### ENTRIES PROVIDED ###

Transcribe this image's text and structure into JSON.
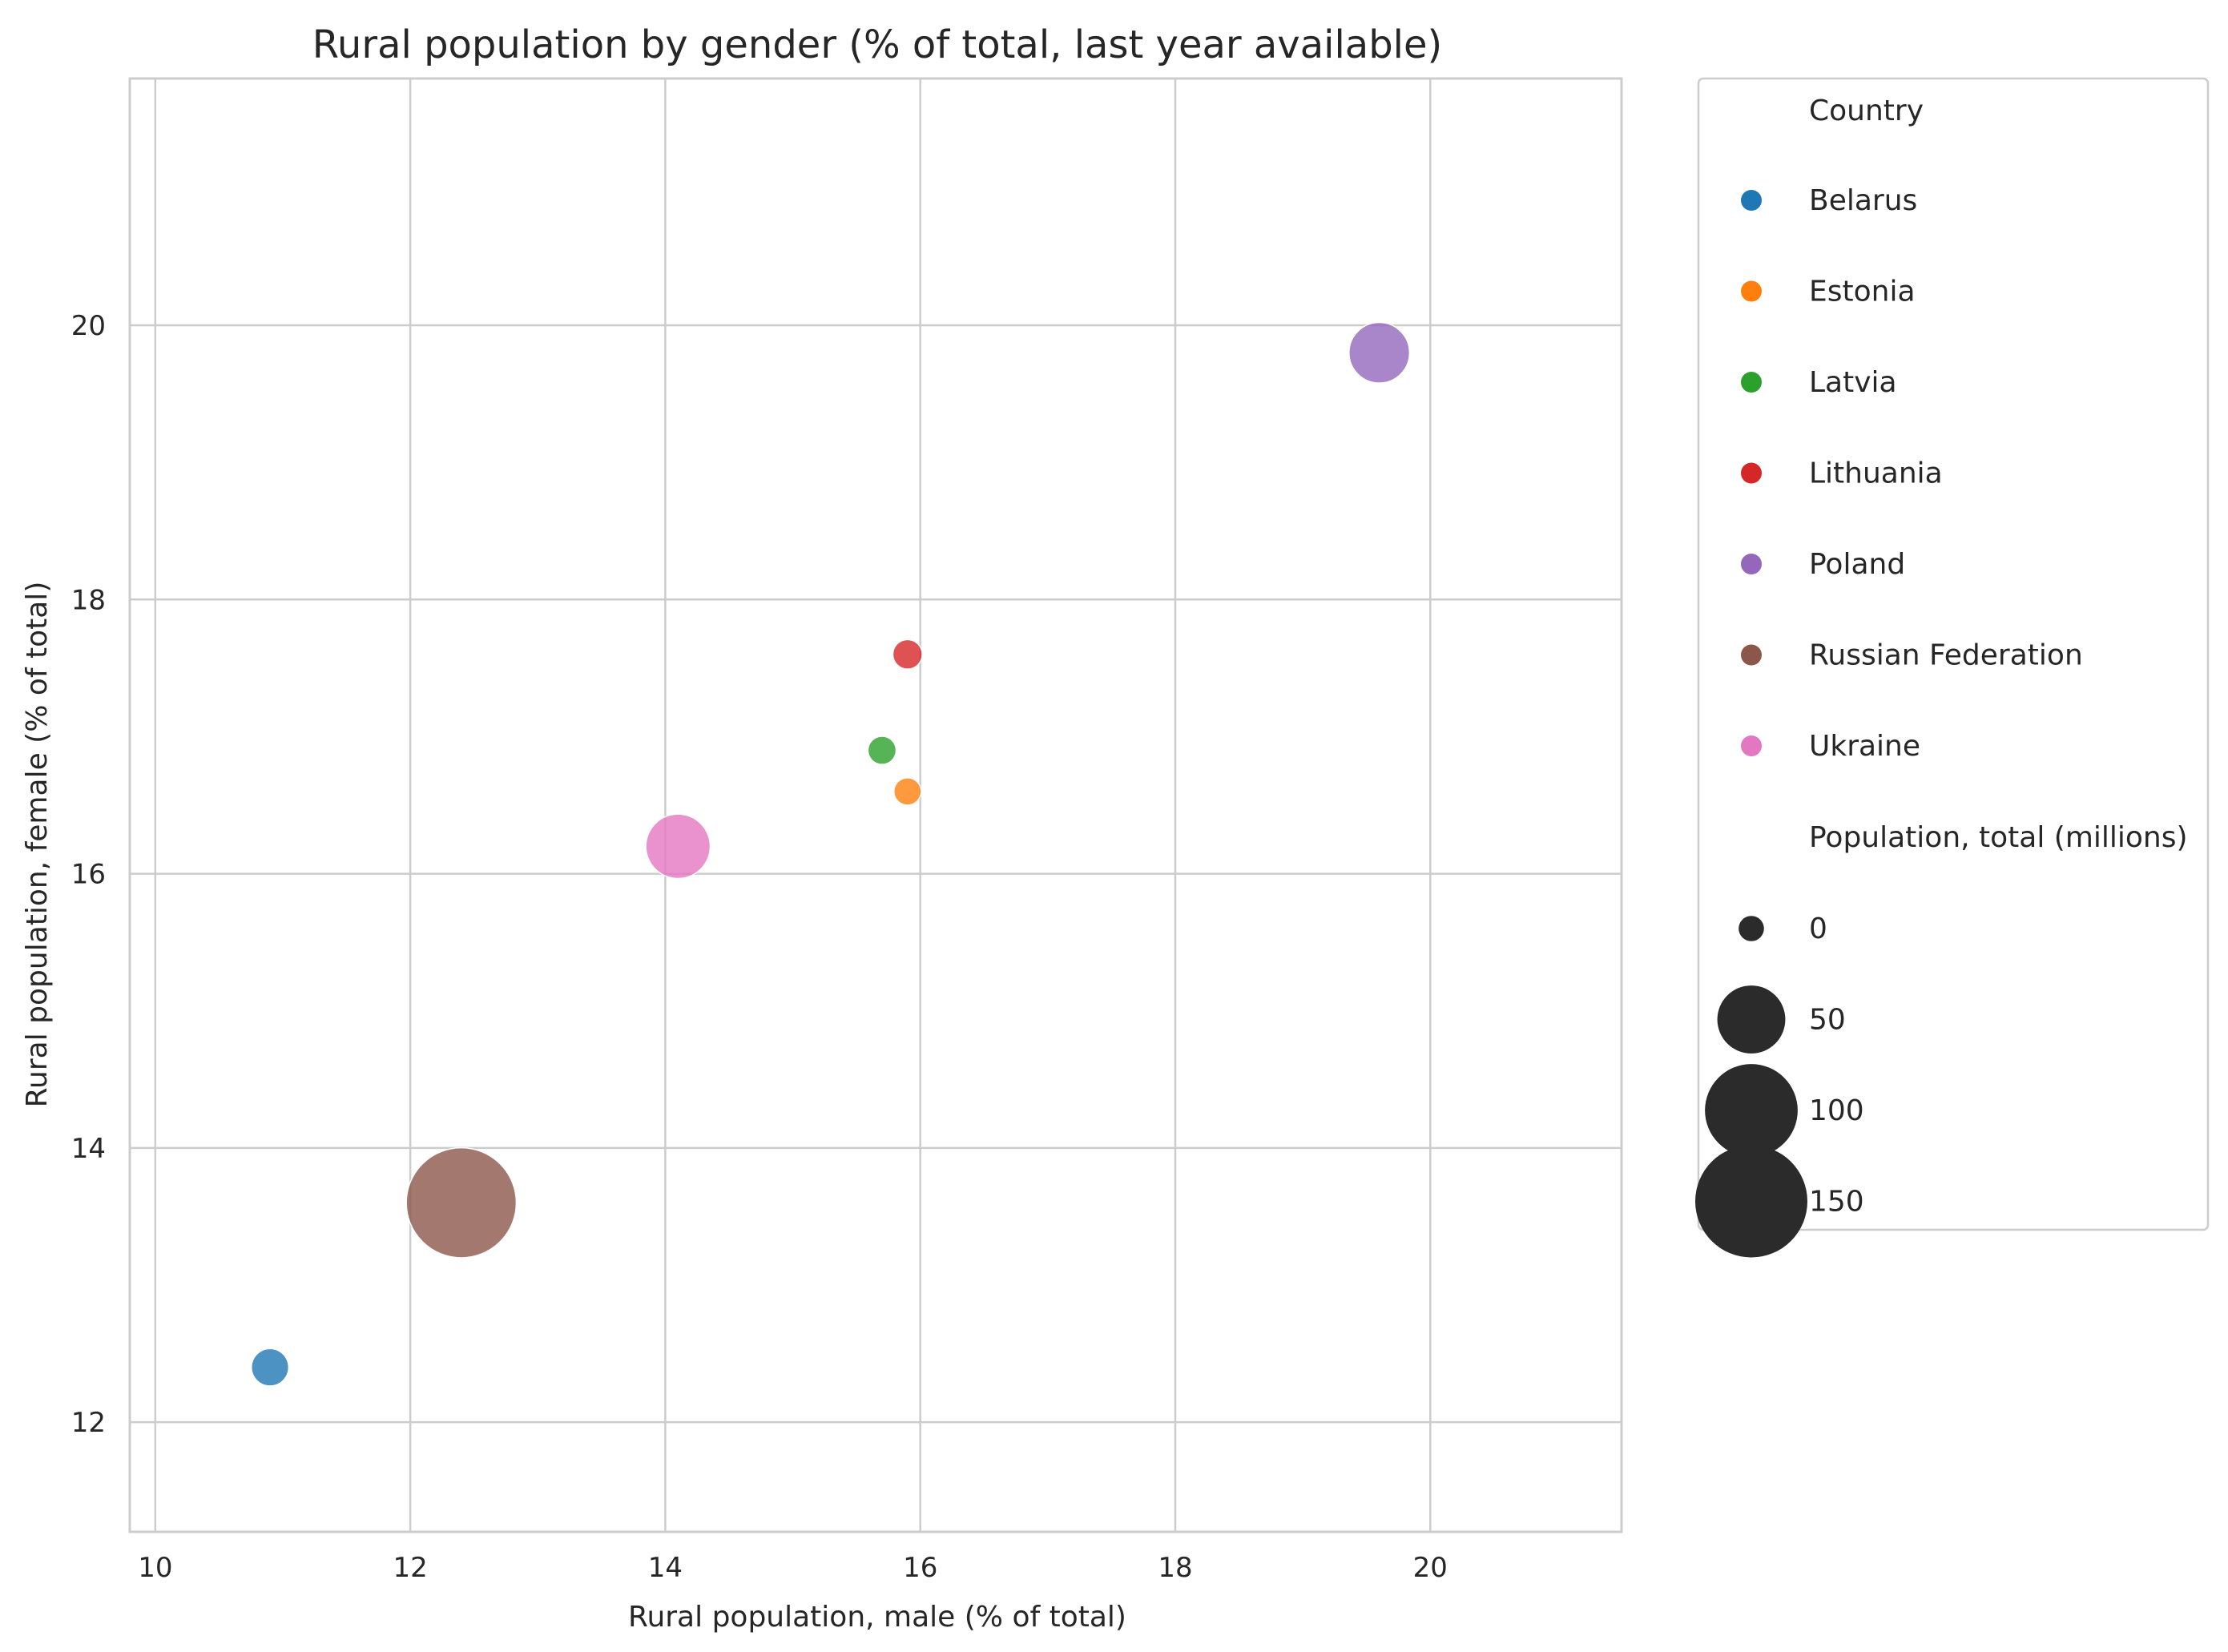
{
  "chart_data": {
    "type": "scatter",
    "title": "Rural population by gender (% of total, last year available)",
    "xlabel": "Rural population, male (% of total)",
    "ylabel": "Rural population, female (% of total)",
    "xlim": [
      9.8,
      21.5
    ],
    "ylim": [
      11.2,
      21.8
    ],
    "xticks": [
      10,
      12,
      14,
      16,
      18,
      20
    ],
    "yticks": [
      12,
      14,
      16,
      18,
      20
    ],
    "grid": true,
    "legend_position": "outside-right",
    "hue_title": "Country",
    "size_title": "Population, total (millions)",
    "size_legend": [
      0,
      50,
      100,
      150
    ],
    "series": [
      {
        "name": "Belarus",
        "color": "#1f77b4",
        "x": 10.9,
        "y": 12.4,
        "size": 9.4
      },
      {
        "name": "Estonia",
        "color": "#ff7f0e",
        "x": 15.9,
        "y": 16.6,
        "size": 1.3
      },
      {
        "name": "Latvia",
        "color": "#2ca02c",
        "x": 15.7,
        "y": 16.9,
        "size": 1.9
      },
      {
        "name": "Lithuania",
        "color": "#d62728",
        "x": 15.9,
        "y": 17.6,
        "size": 2.8
      },
      {
        "name": "Poland",
        "color": "#9467bd",
        "x": 19.6,
        "y": 19.8,
        "size": 38
      },
      {
        "name": "Russian Federation",
        "color": "#8c564b",
        "x": 12.4,
        "y": 13.6,
        "size": 144
      },
      {
        "name": "Ukraine",
        "color": "#e377c2",
        "x": 14.1,
        "y": 16.2,
        "size": 44
      }
    ]
  }
}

###

_GIVEN PROBLEM_.
Every record above should be written out again exactly; the pictures stay out of the copy.

_COMPLETE ANSWER_.
Transcribe this image's text and structure into JSON.
{
  "chart_data": {
    "type": "scatter",
    "title": "Rural population by gender (% of total, last year available)",
    "xlabel": "Rural population, male (% of total)",
    "ylabel": "Rural population, female (% of total)",
    "xlim": [
      9.8,
      21.5
    ],
    "ylim": [
      11.2,
      21.8
    ],
    "xticks": [
      10,
      12,
      14,
      16,
      18,
      20
    ],
    "yticks": [
      12,
      14,
      16,
      18,
      20
    ],
    "grid": true,
    "legend_position": "outside-right",
    "hue_title": "Country",
    "size_title": "Population, total (millions)",
    "size_legend": [
      0,
      50,
      100,
      150
    ],
    "series": [
      {
        "name": "Belarus",
        "color": "#1f77b4",
        "x": 10.9,
        "y": 12.4,
        "size": 9.4
      },
      {
        "name": "Estonia",
        "color": "#ff7f0e",
        "x": 15.9,
        "y": 16.6,
        "size": 1.3
      },
      {
        "name": "Latvia",
        "color": "#2ca02c",
        "x": 15.7,
        "y": 16.9,
        "size": 1.9
      },
      {
        "name": "Lithuania",
        "color": "#d62728",
        "x": 15.9,
        "y": 17.6,
        "size": 2.8
      },
      {
        "name": "Poland",
        "color": "#9467bd",
        "x": 19.6,
        "y": 19.8,
        "size": 38
      },
      {
        "name": "Russian Federation",
        "color": "#8c564b",
        "x": 12.4,
        "y": 13.6,
        "size": 144
      },
      {
        "name": "Ukraine",
        "color": "#e377c2",
        "x": 14.1,
        "y": 16.2,
        "size": 44
      }
    ]
  }
}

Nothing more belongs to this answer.